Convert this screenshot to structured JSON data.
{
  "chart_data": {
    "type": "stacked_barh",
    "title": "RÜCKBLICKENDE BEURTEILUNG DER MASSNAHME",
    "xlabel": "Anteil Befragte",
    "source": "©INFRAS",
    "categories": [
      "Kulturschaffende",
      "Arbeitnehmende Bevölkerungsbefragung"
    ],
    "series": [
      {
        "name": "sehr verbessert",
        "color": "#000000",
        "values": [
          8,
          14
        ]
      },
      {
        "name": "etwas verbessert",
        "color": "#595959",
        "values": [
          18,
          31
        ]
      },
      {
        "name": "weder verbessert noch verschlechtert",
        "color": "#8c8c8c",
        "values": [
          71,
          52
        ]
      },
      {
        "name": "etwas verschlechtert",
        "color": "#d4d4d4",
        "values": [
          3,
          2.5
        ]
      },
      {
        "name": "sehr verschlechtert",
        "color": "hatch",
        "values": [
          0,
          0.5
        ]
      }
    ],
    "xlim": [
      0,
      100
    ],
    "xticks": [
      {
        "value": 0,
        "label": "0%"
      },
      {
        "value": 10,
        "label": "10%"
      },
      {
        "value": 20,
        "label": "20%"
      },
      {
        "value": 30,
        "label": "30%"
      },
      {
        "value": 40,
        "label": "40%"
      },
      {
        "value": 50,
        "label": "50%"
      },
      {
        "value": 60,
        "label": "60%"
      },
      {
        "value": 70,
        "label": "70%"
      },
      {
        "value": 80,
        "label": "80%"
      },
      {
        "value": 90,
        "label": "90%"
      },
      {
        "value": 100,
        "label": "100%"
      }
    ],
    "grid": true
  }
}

_Aim:_ Repeat the records above exactly as they appear.

_Solution for this task:_
Convert this screenshot to structured JSON data.
{
  "chart_data": {
    "type": "stacked_barh",
    "title": "RÜCKBLICKENDE BEURTEILUNG DER MASSNAHME",
    "xlabel": "Anteil Befragte",
    "source": "©INFRAS",
    "categories": [
      "Kulturschaffende",
      "Arbeitnehmende Bevölkerungsbefragung"
    ],
    "series": [
      {
        "name": "sehr verbessert",
        "color": "#000000",
        "values": [
          8,
          14
        ]
      },
      {
        "name": "etwas verbessert",
        "color": "#595959",
        "values": [
          18,
          31
        ]
      },
      {
        "name": "weder verbessert noch verschlechtert",
        "color": "#8c8c8c",
        "values": [
          71,
          52
        ]
      },
      {
        "name": "etwas verschlechtert",
        "color": "#d4d4d4",
        "values": [
          3,
          2.5
        ]
      },
      {
        "name": "sehr verschlechtert",
        "color": "hatch",
        "values": [
          0,
          0.5
        ]
      }
    ],
    "xlim": [
      0,
      100
    ],
    "xticks": [
      {
        "value": 0,
        "label": "0%"
      },
      {
        "value": 10,
        "label": "10%"
      },
      {
        "value": 20,
        "label": "20%"
      },
      {
        "value": 30,
        "label": "30%"
      },
      {
        "value": 40,
        "label": "40%"
      },
      {
        "value": 50,
        "label": "50%"
      },
      {
        "value": 60,
        "label": "60%"
      },
      {
        "value": 70,
        "label": "70%"
      },
      {
        "value": 80,
        "label": "80%"
      },
      {
        "value": 90,
        "label": "90%"
      },
      {
        "value": 100,
        "label": "100%"
      }
    ],
    "grid": true
  }
}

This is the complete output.